### Goal
Each record below is to be copied word for word, with pictures removed.

### Records supplied

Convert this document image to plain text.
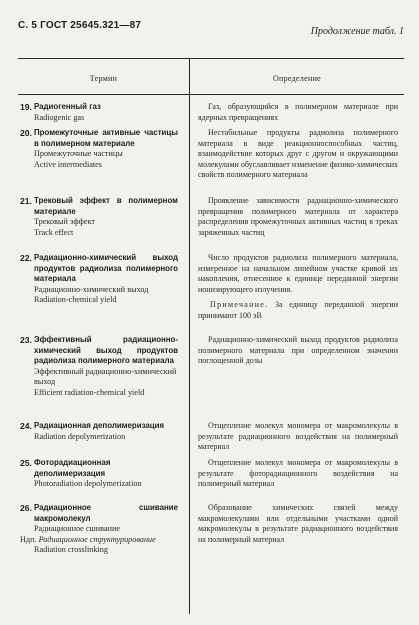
С. 5 ГОСТ 25645.321—87
Продолжение табл. 1
Термин	Определение
19. Радиогенный газ
Radiogenic gas
Газ, образующийся в полимерном материале при ядерных превращениях
20. Промежуточные активные частицы в полимерном материале
Промежуточные частицы
Active intermediates
Нестабильные продукты радиолиза полимерного материала в виде реакционноспособных частиц, взаимодействие которых друг с другом и окружающими молекулами обуславливает изменение физико-химических свойств полимерного материала
21. Трековый эффект в полимерном материале
Трековый эффект
Track effect
Проявление зависимости радиационно-химического превращения полимерного материала от характера распределения промежуточных активных частиц в треках заряженных частиц
22. Радиационно-химический выход продуктов радиолиза полимерного материала
Радиационно-химический выход
Radiation-chemical yield
Число продуктов радиолиза полимерного материала, измеренное на начальном линейном участке кривой их накопления, отнесенное к единице переданной энергии ионизирующего излучения.
Примечание. За единицу переданной энергии принимают 100 эВ
23. Эффективный радиационно-химический выход продуктов радиолиза полимерного материала
Эффективный радиационно-химический выход
Efficient radiation-chemical yield
Радиационно-химический выход продуктов радиолиза полимерного материала при определенном значении поглощенной дозы
24. Радиационная деполимеризация
Radiation depolymerization
Отщепление молекул мономера от макромолекулы в результате радиационного воздействия на полимерный материал
25. Фоторадиационная деполимеризация
Photoradiation depolymerization
Отщепление молекул мономера от макромолекулы в результате фоторадиационного воздействия на полимерный материал
26. Радиационное сшивание макромолекул
Радиационное сшивание
Ндп. Радиационное структурирование
Radiation crosslinking
Образование химических связей между макромолекулами или отдельными участками одной макромолекулы в результате радиационного воздействия на полимерный материал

### Expected answer
Convert this document image to plain text.
С. 5 ГОСТ 25645.321—87
Продолжение табл. 1
Термин	Определение
19. Радиогенный газ
Radiogenic gas
Газ, образующийся в полимерном материале при ядерных превращениях
20. Промежуточные активные частицы в полимерном материале
Промежуточные частицы
Active intermediates
Нестабильные продукты радиолиза полимерного материала в виде реакционноспособных частиц, взаимодействие которых друг с другом и окружающими молекулами обуславливает изменение физико-химических свойств полимерного материала
21. Трековый эффект в полимерном материале
Трековый эффект
Track effect
Проявление зависимости радиационно-химического превращения полимерного материала от характера распределения промежуточных активных частиц в треках заряженных частиц
22. Радиационно-химический выход продуктов радиолиза полимерного материала
Радиационно-химический выход
Radiation-chemical yield
Число продуктов радиолиза полимерного материала, измеренное на начальном линейном участке кривой их накопления, отнесенное к единице переданной энергии ионизирующего излучения.
Примечание. За единицу переданной энергии принимают 100 эВ
23. Эффективный радиационно-химический выход продуктов радиолиза полимерного материала
Эффективный радиационно-химический выход
Efficient radiation-chemical yield
Радиационно-химический выход продуктов радиолиза полимерного материала при определенном значении поглощенной дозы
24. Радиационная деполимеризация
Radiation depolymerization
Отщепление молекул мономера от макромолекулы в результате радиационного воздействия на полимерный материал
25. Фоторадиационная деполимеризация
Photoradiation depolymerization
Отщепление молекул мономера от макромолекулы в результате фоторадиационного воздействия на полимерный материал
26. Радиационное сшивание макромолекул
Радиационное сшивание
Ндп. Радиационное структурирование
Radiation crosslinking
Образование химических связей между макромолекулами или отдельными участками одной макромолекулы в результате радиационного воздействия на полимерный материал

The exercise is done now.